(Collection entries)
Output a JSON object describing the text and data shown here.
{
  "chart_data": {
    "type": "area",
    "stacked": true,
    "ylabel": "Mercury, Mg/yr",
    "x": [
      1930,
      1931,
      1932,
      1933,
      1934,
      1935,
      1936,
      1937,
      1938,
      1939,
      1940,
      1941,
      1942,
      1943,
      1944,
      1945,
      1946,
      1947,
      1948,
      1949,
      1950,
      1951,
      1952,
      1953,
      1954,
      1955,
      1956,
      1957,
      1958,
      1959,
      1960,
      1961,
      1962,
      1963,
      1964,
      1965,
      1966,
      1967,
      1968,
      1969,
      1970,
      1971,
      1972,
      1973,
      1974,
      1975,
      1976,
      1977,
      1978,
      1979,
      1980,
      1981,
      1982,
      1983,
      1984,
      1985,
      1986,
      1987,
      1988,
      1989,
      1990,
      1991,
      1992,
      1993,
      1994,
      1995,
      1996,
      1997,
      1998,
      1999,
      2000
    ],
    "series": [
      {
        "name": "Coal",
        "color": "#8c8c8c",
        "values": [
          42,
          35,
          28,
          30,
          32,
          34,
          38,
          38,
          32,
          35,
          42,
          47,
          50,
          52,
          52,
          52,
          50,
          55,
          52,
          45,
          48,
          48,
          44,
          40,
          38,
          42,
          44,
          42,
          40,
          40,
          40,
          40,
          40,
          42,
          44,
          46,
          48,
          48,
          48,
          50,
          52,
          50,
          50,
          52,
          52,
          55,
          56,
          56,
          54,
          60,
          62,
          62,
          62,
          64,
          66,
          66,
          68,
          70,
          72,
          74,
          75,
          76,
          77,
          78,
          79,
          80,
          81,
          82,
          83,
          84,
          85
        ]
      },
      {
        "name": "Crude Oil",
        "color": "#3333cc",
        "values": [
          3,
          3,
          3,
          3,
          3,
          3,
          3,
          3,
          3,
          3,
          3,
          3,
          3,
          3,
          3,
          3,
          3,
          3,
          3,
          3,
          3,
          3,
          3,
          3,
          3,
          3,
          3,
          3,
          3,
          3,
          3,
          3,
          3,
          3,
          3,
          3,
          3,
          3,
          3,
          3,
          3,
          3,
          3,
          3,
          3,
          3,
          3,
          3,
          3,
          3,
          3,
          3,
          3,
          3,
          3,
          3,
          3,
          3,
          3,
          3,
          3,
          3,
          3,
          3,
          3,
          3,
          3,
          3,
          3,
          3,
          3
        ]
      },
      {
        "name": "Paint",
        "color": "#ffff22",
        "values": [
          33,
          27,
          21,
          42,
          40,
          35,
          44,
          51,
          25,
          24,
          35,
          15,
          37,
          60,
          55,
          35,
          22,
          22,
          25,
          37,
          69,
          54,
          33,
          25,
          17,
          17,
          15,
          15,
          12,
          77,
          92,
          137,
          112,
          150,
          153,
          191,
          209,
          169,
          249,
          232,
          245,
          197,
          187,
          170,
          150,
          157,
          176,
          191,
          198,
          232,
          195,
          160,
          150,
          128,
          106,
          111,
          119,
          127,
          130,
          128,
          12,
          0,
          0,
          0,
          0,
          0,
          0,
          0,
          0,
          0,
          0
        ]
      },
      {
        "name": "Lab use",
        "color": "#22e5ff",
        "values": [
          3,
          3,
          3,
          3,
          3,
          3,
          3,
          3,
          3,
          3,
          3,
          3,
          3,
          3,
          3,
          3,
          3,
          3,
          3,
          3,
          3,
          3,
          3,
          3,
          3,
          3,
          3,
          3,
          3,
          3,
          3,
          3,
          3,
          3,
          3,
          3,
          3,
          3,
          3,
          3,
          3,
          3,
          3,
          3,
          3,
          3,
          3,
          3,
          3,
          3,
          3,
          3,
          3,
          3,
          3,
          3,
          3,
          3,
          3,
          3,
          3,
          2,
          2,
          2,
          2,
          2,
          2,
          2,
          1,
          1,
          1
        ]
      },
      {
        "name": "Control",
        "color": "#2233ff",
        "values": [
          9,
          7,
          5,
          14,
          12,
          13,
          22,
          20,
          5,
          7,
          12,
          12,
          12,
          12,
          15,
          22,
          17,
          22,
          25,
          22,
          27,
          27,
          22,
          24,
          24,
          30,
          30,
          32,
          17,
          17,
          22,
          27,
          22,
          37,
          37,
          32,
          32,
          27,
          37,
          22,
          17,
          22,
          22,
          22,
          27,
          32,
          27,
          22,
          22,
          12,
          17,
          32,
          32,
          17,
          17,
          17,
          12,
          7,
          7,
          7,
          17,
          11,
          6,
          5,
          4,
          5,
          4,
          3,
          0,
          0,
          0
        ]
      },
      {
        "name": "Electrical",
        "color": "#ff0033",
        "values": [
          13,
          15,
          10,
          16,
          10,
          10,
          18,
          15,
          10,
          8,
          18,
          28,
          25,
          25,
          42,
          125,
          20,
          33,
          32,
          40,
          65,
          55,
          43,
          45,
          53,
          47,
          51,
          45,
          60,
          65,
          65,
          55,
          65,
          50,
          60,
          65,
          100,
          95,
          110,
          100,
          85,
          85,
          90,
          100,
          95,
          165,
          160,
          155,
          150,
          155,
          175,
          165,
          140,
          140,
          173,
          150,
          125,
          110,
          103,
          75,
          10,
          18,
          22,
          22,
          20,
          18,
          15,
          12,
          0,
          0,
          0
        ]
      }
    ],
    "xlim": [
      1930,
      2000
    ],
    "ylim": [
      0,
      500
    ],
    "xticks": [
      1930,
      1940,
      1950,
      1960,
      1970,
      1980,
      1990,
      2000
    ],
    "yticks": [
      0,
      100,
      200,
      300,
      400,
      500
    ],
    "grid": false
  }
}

---

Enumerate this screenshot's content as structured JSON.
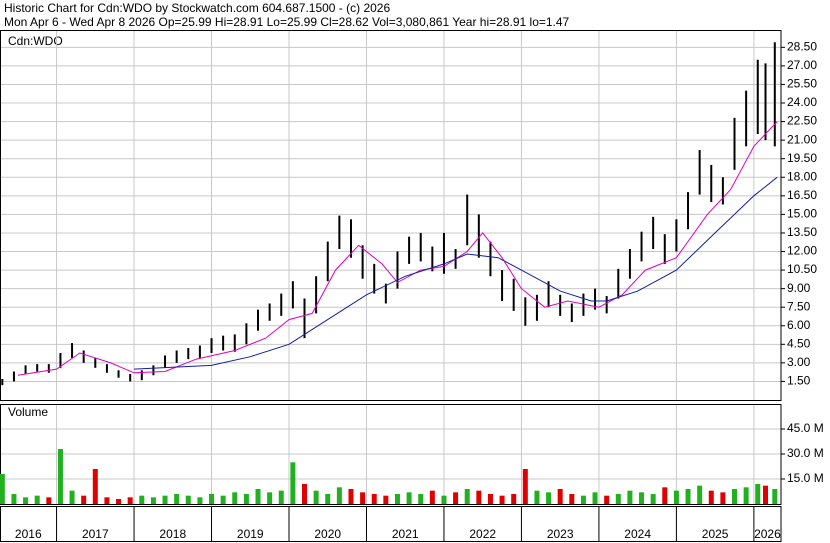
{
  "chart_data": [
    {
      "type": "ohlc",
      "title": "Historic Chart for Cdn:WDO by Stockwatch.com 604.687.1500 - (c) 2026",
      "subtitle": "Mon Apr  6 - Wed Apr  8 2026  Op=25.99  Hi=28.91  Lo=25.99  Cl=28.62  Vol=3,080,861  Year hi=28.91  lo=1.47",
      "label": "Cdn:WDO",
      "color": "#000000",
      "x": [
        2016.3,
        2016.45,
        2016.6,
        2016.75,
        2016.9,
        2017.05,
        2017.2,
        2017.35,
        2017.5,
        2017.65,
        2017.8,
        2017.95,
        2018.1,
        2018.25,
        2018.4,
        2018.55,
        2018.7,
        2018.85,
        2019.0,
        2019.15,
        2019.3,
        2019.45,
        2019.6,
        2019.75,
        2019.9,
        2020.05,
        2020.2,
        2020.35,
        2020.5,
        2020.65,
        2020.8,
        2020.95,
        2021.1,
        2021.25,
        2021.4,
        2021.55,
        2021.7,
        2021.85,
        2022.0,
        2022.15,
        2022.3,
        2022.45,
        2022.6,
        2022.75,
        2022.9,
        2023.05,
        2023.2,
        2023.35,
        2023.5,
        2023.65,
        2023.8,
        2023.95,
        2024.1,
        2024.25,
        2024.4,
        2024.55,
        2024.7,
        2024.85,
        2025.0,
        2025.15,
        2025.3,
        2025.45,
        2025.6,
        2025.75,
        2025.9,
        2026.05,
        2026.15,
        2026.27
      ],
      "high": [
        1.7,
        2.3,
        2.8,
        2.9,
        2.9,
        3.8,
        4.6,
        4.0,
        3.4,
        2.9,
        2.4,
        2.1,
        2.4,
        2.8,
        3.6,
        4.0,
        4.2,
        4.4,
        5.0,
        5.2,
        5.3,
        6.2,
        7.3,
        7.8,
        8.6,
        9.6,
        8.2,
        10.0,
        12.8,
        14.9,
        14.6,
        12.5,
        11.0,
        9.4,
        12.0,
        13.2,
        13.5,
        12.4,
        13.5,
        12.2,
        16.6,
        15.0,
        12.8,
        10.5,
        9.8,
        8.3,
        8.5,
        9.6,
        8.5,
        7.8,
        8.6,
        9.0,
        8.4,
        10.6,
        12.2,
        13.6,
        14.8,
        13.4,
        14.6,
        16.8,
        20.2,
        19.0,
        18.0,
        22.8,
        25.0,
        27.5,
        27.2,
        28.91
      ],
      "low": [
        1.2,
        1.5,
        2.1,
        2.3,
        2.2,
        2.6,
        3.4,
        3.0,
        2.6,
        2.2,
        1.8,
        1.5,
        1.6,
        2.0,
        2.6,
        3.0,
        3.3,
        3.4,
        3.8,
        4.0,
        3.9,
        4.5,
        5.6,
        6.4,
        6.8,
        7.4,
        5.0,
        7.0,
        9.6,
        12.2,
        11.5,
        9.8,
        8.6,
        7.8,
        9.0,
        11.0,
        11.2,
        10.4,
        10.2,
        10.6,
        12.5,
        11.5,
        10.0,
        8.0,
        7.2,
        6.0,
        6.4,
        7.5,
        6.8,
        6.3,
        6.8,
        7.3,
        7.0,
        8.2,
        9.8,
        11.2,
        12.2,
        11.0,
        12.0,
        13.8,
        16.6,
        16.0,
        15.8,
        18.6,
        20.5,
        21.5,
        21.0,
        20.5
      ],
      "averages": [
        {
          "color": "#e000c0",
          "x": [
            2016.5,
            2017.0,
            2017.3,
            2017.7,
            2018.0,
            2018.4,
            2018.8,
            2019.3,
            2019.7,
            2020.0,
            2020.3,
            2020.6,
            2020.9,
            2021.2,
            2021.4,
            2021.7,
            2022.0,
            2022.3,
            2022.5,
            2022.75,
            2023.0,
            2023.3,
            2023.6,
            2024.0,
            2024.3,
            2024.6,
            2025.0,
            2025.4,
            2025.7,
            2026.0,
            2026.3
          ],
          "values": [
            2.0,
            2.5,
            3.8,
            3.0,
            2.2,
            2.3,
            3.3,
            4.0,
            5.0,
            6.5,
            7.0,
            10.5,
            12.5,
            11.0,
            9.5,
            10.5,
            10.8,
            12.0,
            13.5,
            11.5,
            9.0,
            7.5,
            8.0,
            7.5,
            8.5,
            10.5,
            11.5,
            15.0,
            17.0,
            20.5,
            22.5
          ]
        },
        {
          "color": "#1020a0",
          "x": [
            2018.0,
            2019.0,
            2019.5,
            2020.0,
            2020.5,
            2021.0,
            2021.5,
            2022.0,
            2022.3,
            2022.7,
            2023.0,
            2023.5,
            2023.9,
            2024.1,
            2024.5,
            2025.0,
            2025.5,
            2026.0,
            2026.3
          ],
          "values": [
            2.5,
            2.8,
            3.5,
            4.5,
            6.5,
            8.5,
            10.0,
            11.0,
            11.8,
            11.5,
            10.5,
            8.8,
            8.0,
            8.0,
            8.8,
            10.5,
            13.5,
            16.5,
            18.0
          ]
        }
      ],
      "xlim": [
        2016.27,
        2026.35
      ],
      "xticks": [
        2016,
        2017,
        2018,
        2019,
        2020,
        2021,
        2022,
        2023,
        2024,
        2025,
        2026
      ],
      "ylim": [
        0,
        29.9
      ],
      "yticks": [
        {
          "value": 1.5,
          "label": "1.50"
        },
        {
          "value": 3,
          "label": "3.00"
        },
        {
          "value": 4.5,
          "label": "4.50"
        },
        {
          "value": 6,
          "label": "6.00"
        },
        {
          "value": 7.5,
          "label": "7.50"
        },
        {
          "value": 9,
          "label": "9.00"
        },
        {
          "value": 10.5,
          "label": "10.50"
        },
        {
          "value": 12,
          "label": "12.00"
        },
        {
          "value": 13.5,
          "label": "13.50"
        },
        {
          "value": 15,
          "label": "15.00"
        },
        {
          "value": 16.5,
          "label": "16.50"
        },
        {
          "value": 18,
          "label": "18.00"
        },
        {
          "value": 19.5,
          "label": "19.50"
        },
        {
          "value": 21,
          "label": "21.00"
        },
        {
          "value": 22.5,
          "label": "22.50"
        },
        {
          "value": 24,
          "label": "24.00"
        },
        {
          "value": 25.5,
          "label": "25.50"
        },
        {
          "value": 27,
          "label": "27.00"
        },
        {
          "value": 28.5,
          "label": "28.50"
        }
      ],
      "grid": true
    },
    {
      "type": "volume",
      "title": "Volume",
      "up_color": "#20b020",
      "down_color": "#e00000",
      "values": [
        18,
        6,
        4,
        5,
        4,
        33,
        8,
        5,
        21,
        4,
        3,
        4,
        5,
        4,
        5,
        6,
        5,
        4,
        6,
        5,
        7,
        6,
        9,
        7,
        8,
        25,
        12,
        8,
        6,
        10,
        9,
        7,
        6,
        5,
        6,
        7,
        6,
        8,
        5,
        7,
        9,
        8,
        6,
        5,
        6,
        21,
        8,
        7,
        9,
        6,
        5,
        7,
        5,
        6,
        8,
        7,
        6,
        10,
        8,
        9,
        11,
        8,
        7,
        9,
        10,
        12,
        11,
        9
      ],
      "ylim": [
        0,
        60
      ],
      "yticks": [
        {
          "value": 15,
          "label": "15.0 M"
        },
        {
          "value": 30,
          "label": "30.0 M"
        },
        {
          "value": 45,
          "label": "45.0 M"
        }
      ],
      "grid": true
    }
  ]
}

---

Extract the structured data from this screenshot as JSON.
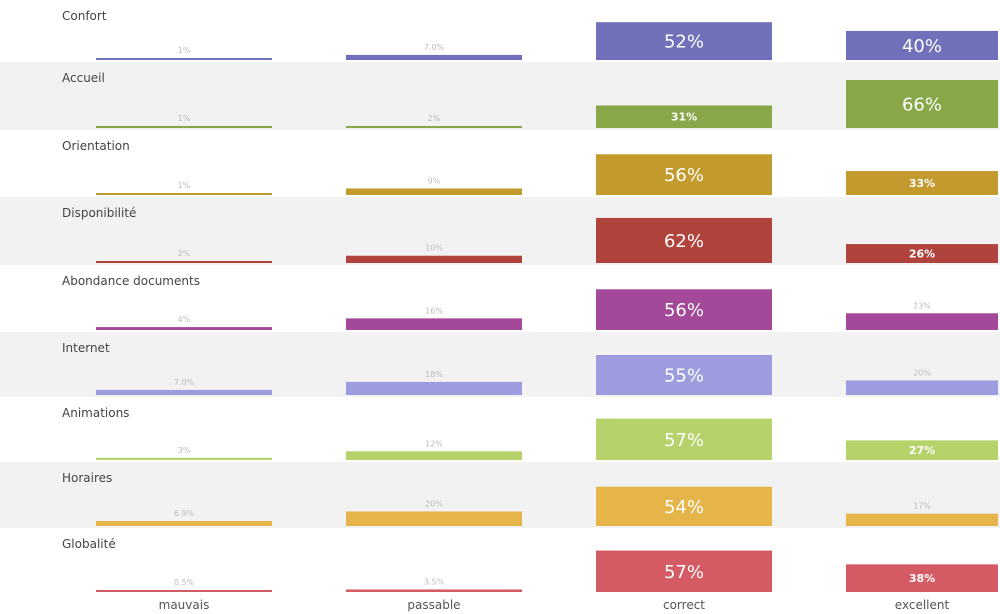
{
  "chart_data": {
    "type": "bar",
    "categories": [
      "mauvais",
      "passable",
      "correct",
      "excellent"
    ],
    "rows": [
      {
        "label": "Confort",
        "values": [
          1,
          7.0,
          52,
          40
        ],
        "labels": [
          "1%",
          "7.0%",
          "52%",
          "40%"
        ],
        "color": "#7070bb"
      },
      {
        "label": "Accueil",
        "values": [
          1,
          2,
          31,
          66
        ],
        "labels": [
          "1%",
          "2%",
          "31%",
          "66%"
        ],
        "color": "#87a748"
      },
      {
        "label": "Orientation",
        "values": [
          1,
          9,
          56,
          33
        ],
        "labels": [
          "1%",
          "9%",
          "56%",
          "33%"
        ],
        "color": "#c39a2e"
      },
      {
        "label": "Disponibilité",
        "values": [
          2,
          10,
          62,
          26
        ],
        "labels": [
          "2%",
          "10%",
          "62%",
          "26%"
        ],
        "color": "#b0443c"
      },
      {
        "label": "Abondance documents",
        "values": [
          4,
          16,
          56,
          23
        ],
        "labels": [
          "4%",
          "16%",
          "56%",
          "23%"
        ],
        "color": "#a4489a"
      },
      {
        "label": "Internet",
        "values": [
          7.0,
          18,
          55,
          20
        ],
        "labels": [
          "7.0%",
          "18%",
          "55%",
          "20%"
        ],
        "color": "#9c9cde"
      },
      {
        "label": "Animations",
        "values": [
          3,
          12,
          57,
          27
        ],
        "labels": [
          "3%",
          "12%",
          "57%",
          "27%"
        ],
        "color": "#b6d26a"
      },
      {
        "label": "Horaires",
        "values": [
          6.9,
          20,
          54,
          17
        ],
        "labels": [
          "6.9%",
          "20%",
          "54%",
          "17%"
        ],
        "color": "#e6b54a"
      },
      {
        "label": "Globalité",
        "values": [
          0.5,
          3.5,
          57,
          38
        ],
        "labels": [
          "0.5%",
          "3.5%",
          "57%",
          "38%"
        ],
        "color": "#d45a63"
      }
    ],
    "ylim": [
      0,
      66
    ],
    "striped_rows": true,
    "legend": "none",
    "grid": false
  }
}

Task — Filter the records above for "true" and copy every matching line.

Solution —
    "stacked": true,
      "grid": true
      "grid": true
    "striped_rows": true,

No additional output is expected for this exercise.